Figure dataset records
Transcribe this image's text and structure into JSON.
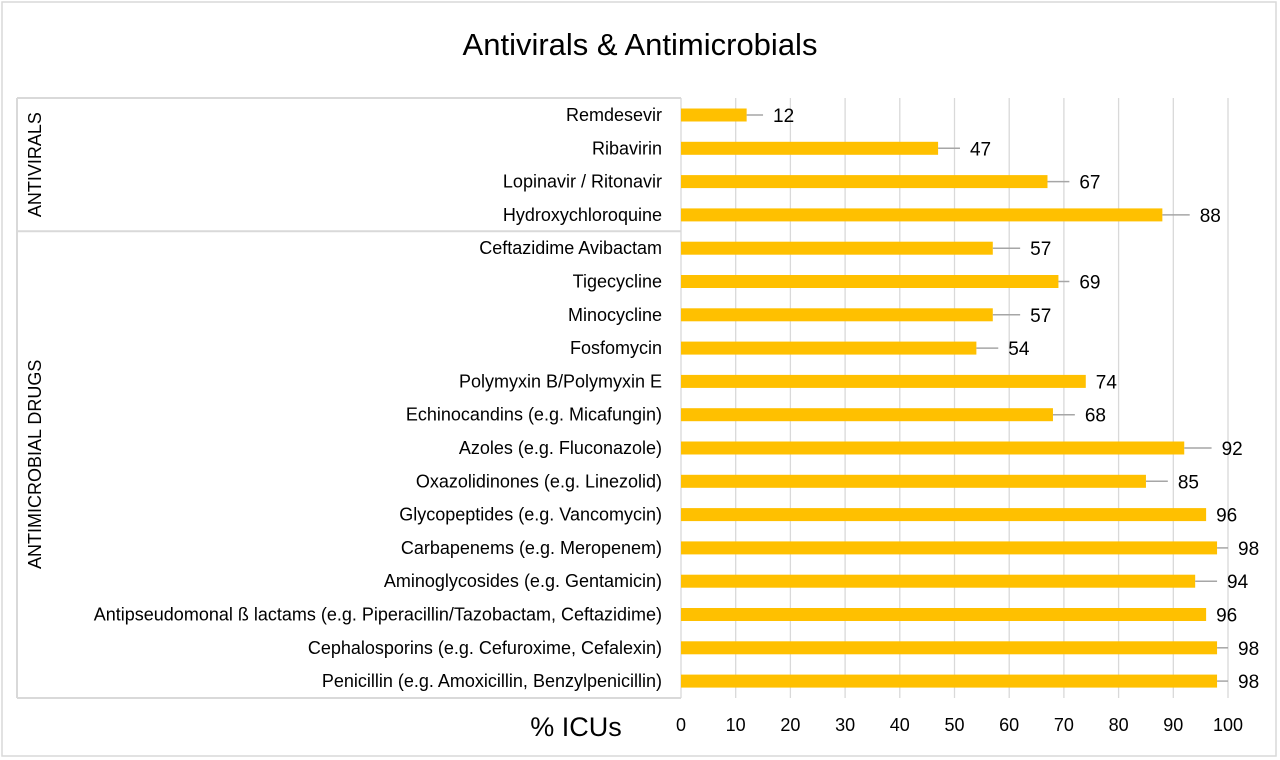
{
  "chart_data": {
    "type": "bar",
    "orientation": "horizontal",
    "title": "Antivirals & Antimicrobials",
    "xlabel": "% ICUs",
    "xlim": [
      0,
      100
    ],
    "xticks": [
      "0",
      "10",
      "20",
      "30",
      "40",
      "50",
      "60",
      "70",
      "80",
      "90",
      "100"
    ],
    "grid": true,
    "error_bars": true,
    "colors": {
      "bar": "#FFC000",
      "grid": "#D9D9D9",
      "error": "#A6A6A6"
    },
    "groups": [
      {
        "name": "ANTIVIRALS",
        "start": 0,
        "count": 4
      },
      {
        "name": "ANTIMICROBIAL DRUGS",
        "start": 4,
        "count": 14
      }
    ],
    "categories": [
      "Remdesevir",
      "Ribavirin",
      "Lopinavir / Ritonavir",
      "Hydroxychloroquine",
      "Ceftazidime Avibactam",
      "Tigecycline",
      "Minocycline",
      "Fosfomycin",
      "Polymyxin B/Polymyxin E",
      "Echinocandins (e.g. Micafungin)",
      "Azoles (e.g. Fluconazole)",
      "Oxazolidinones (e.g. Linezolid)",
      "Glycopeptides (e.g. Vancomycin)",
      "Carbapenems (e.g. Meropenem)",
      "Aminoglycosides (e.g. Gentamicin)",
      "Antipseudomonal ß lactams (e.g. Piperacillin/Tazobactam, Ceftazidime)",
      "Cephalosporins (e.g. Cefuroxime, Cefalexin)",
      "Penicillin (e.g. Amoxicillin, Benzylpenicillin)"
    ],
    "values": [
      12,
      47,
      67,
      88,
      57,
      69,
      57,
      54,
      74,
      68,
      92,
      85,
      96,
      98,
      94,
      96,
      98,
      98
    ],
    "value_labels": [
      "12",
      "47",
      "67",
      "88",
      "57",
      "69",
      "57",
      "54",
      "74",
      "68",
      "92",
      "85",
      "96",
      "98",
      "94",
      "96",
      "98",
      "98"
    ],
    "error_upper": [
      15,
      51,
      71,
      93,
      62,
      71,
      62,
      58,
      74,
      72,
      97,
      89,
      96,
      100,
      98,
      96,
      100,
      100
    ]
  }
}
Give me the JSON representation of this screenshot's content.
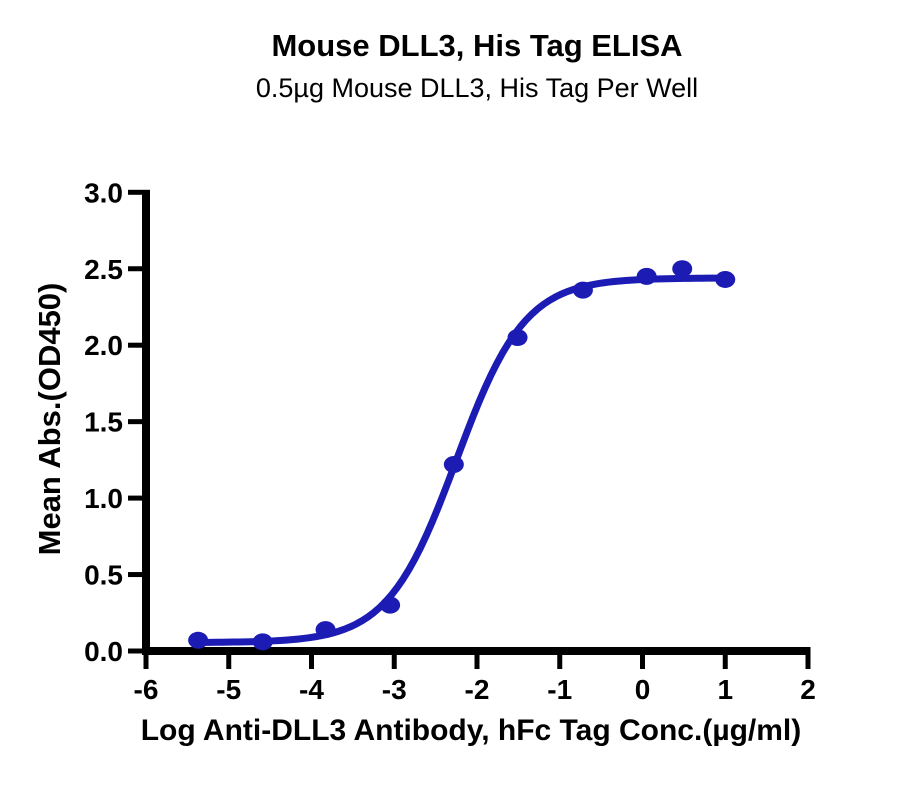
{
  "page": {
    "background": "#ffffff"
  },
  "chart_data": {
    "type": "scatter",
    "title": "Mouse DLL3, His Tag ELISA",
    "subtitle": "0.5µg Mouse DLL3, His Tag Per Well",
    "xlabel": "Log Anti-DLL3 Antibody, hFc Tag Conc.(µg/ml)",
    "ylabel": "Mean Abs.(OD450)",
    "xlim": [
      -6,
      2
    ],
    "ylim": [
      0,
      3
    ],
    "x_ticks": [
      -6,
      -5,
      -4,
      -3,
      -2,
      -1,
      0,
      1,
      2
    ],
    "x_tick_labels": [
      "-6",
      "-5",
      "-4",
      "-3",
      "-2",
      "-1",
      "0",
      "1",
      "2"
    ],
    "y_ticks": [
      0,
      0.5,
      1,
      1.5,
      2,
      2.5,
      3
    ],
    "y_tick_labels": [
      "0.0",
      "0.5",
      "1.0",
      "1.5",
      "2.0",
      "2.5",
      "3.0"
    ],
    "grid": false,
    "legend": "none",
    "axis_color": "#000000",
    "text_color": "#000000",
    "series": [
      {
        "marker_color": "#1C1CB4",
        "line_color": "#1C1CB4",
        "points": [
          {
            "x": -5.37,
            "y": 0.07
          },
          {
            "x": -4.59,
            "y": 0.06
          },
          {
            "x": -3.83,
            "y": 0.14
          },
          {
            "x": -3.05,
            "y": 0.3
          },
          {
            "x": -2.28,
            "y": 1.22
          },
          {
            "x": -1.51,
            "y": 2.05
          },
          {
            "x": -0.72,
            "y": 2.36
          },
          {
            "x": 0.05,
            "y": 2.45
          },
          {
            "x": 0.48,
            "y": 2.5
          },
          {
            "x": 1.0,
            "y": 2.43
          }
        ],
        "fit_curve": {
          "model": "4PL",
          "bottom": 0.055,
          "top": 2.44,
          "logEC50": -2.25,
          "hillslope": 1.05,
          "x_start": -5.37,
          "x_end": 1.0
        }
      }
    ]
  }
}
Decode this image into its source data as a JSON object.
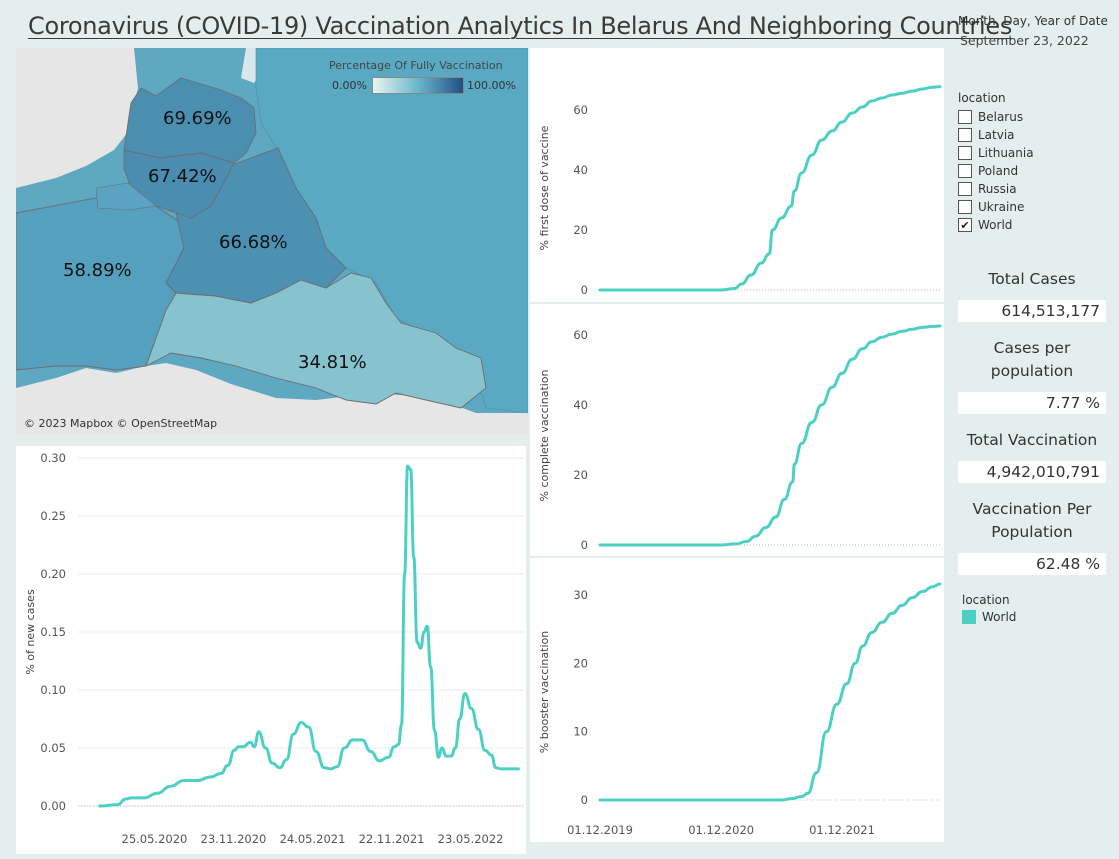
{
  "title": "Coronavirus (COVID-19) Vaccination Analytics In Belarus And Neighboring Countries",
  "date_filter": {
    "label": "Month, Day, Year of Date",
    "value": "September 23, 2022"
  },
  "map": {
    "legend_title": "Percentage Of Fully Vaccination",
    "legend_min": "0.00%",
    "legend_max": "100.00%",
    "credit": "© 2023 Mapbox © OpenStreetMap",
    "labels": {
      "latvia": "69.69%",
      "lithuania": "67.42%",
      "belarus": "66.68%",
      "poland": "58.89%",
      "ukraine": "34.81%"
    },
    "colors": {
      "sea": "#5fa8c2",
      "land": "#e6e6e6",
      "latvia": "#4a8eb0",
      "lithuania": "#4a8db0",
      "belarus": "#4c90b2",
      "poland": "#55a0bf",
      "ukraine": "#87c3cf",
      "russia": "#5aa9c3"
    }
  },
  "location_filter": {
    "title": "location",
    "items": [
      {
        "name": "Belarus",
        "checked": ""
      },
      {
        "name": "Latvia",
        "checked": ""
      },
      {
        "name": "Lithuania",
        "checked": ""
      },
      {
        "name": "Poland",
        "checked": ""
      },
      {
        "name": "Russia",
        "checked": ""
      },
      {
        "name": "Ukraine",
        "checked": ""
      },
      {
        "name": "World",
        "checked": "✔"
      }
    ]
  },
  "kpis": [
    {
      "label": "Total Cases",
      "value": "614,513,177"
    },
    {
      "label": "Cases per population",
      "value": "7.77 %"
    },
    {
      "label": "Total Vaccination",
      "value": "4,942,010,791"
    },
    {
      "label": "Vaccination Per Population",
      "value": "62.48 %"
    }
  ],
  "series_legend": {
    "title": "location",
    "item": "World",
    "color": "#4dd0c4"
  },
  "chart_data": [
    {
      "id": "new_cases",
      "type": "line",
      "ylabel": "% of new cases",
      "ylim": [
        0,
        0.3
      ],
      "yticks": [
        "0.00",
        "0.05",
        "0.10",
        "0.15",
        "0.20",
        "0.25",
        "0.30"
      ],
      "xlim": [
        "2019-12-01",
        "2022-09-23"
      ],
      "xticks": [
        "25.05.2020",
        "23.11.2020",
        "24.05.2021",
        "22.11.2021",
        "23.05.2022"
      ],
      "grid": true,
      "color": "#4dd0c4",
      "series": [
        {
          "name": "World",
          "x": [
            "2020-01-20",
            "2020-03-01",
            "2020-03-20",
            "2020-04-01",
            "2020-05-01",
            "2020-06-01",
            "2020-07-01",
            "2020-08-01",
            "2020-09-01",
            "2020-10-01",
            "2020-10-25",
            "2020-11-10",
            "2020-11-25",
            "2020-12-05",
            "2020-12-15",
            "2021-01-01",
            "2021-01-10",
            "2021-01-20",
            "2021-02-05",
            "2021-02-20",
            "2021-03-10",
            "2021-03-25",
            "2021-04-10",
            "2021-04-28",
            "2021-05-15",
            "2021-06-01",
            "2021-06-20",
            "2021-07-05",
            "2021-07-20",
            "2021-08-05",
            "2021-08-25",
            "2021-09-15",
            "2021-10-05",
            "2021-10-25",
            "2021-11-15",
            "2021-11-28",
            "2021-12-08",
            "2021-12-15",
            "2021-12-22",
            "2021-12-29",
            "2022-01-05",
            "2022-01-12",
            "2022-01-20",
            "2022-01-28",
            "2022-02-05",
            "2022-02-12",
            "2022-02-20",
            "2022-03-01",
            "2022-03-10",
            "2022-03-18",
            "2022-03-28",
            "2022-04-08",
            "2022-04-18",
            "2022-04-28",
            "2022-05-10",
            "2022-05-25",
            "2022-06-10",
            "2022-06-25",
            "2022-07-10",
            "2022-07-20",
            "2022-08-01",
            "2022-08-15",
            "2022-08-28",
            "2022-09-10"
          ],
          "values": [
            0.0,
            0.001,
            0.006,
            0.007,
            0.007,
            0.011,
            0.017,
            0.022,
            0.022,
            0.025,
            0.028,
            0.035,
            0.048,
            0.051,
            0.051,
            0.055,
            0.051,
            0.064,
            0.05,
            0.037,
            0.033,
            0.04,
            0.062,
            0.072,
            0.068,
            0.047,
            0.033,
            0.032,
            0.034,
            0.05,
            0.057,
            0.057,
            0.047,
            0.039,
            0.042,
            0.051,
            0.053,
            0.07,
            0.2,
            0.293,
            0.29,
            0.215,
            0.141,
            0.136,
            0.15,
            0.155,
            0.12,
            0.065,
            0.042,
            0.05,
            0.043,
            0.043,
            0.05,
            0.075,
            0.097,
            0.084,
            0.066,
            0.048,
            0.044,
            0.033,
            0.032,
            0.032,
            0.032,
            0.032
          ]
        }
      ]
    },
    {
      "id": "first_dose",
      "type": "line",
      "ylabel": "% first dose of vaccine",
      "ylim": [
        0,
        68
      ],
      "yticks": [
        "0",
        "20",
        "40",
        "60"
      ],
      "color": "#4dd0c4",
      "series": [
        {
          "name": "World",
          "x": [
            "2019-12-01",
            "2020-12-01",
            "2021-01-10",
            "2021-02-01",
            "2021-03-01",
            "2021-04-01",
            "2021-04-25",
            "2021-05-05",
            "2021-06-01",
            "2021-07-01",
            "2021-07-10",
            "2021-08-01",
            "2021-09-01",
            "2021-10-01",
            "2021-11-01",
            "2021-12-01",
            "2022-01-01",
            "2022-02-01",
            "2022-03-01",
            "2022-04-01",
            "2022-05-01",
            "2022-06-01",
            "2022-07-01",
            "2022-08-01",
            "2022-09-01",
            "2022-09-23"
          ],
          "values": [
            0,
            0,
            0.5,
            2,
            5,
            9,
            12,
            20,
            24,
            28,
            33,
            39,
            45,
            50,
            53,
            56,
            59,
            61,
            63,
            64,
            65,
            65.6,
            66.3,
            67,
            67.6,
            67.8
          ]
        }
      ]
    },
    {
      "id": "complete",
      "type": "line",
      "ylabel": "% complete vaccination",
      "ylim": [
        0,
        62.5
      ],
      "yticks": [
        "0",
        "20",
        "40",
        "60"
      ],
      "color": "#4dd0c4",
      "series": [
        {
          "name": "World",
          "x": [
            "2019-12-01",
            "2020-12-01",
            "2021-01-15",
            "2021-02-15",
            "2021-03-15",
            "2021-04-15",
            "2021-05-15",
            "2021-06-10",
            "2021-07-05",
            "2021-07-10",
            "2021-08-01",
            "2021-09-01",
            "2021-10-01",
            "2021-11-01",
            "2021-12-01",
            "2022-01-01",
            "2022-02-01",
            "2022-03-01",
            "2022-04-01",
            "2022-05-01",
            "2022-06-01",
            "2022-07-01",
            "2022-08-01",
            "2022-09-01",
            "2022-09-23"
          ],
          "values": [
            0,
            0,
            0.3,
            1,
            2.5,
            5,
            8,
            13,
            18,
            23,
            29,
            35,
            40,
            45,
            49,
            53,
            56,
            58,
            59.3,
            60.2,
            61,
            61.6,
            62.1,
            62.4,
            62.5
          ]
        }
      ]
    },
    {
      "id": "booster",
      "type": "line",
      "ylabel": "% booster vaccination",
      "ylim": [
        0,
        31.6
      ],
      "yticks": [
        "0",
        "10",
        "20",
        "30"
      ],
      "xticks": [
        "01.12.2019",
        "01.12.2020",
        "01.12.2021"
      ],
      "color": "#4dd0c4",
      "series": [
        {
          "name": "World",
          "x": [
            "2019-12-01",
            "2021-06-01",
            "2021-07-01",
            "2021-08-01",
            "2021-08-20",
            "2021-09-15",
            "2021-10-15",
            "2021-11-15",
            "2021-12-15",
            "2022-01-10",
            "2022-02-01",
            "2022-03-01",
            "2022-04-01",
            "2022-05-01",
            "2022-06-01",
            "2022-07-01",
            "2022-08-01",
            "2022-09-01",
            "2022-09-23"
          ],
          "values": [
            0,
            0,
            0.2,
            0.5,
            1,
            4,
            10,
            14,
            17,
            20,
            22.5,
            24.5,
            26,
            27.3,
            28.5,
            29.6,
            30.5,
            31.2,
            31.6
          ]
        }
      ]
    }
  ]
}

Description of the task
Search the entries above for lines containing the word "this", and copy each one.

Exercise response
Transcribe this image's text and structure into JSON.
Give me the JSON representation of this screenshot's content.
Decode this image into its source data as a JSON object.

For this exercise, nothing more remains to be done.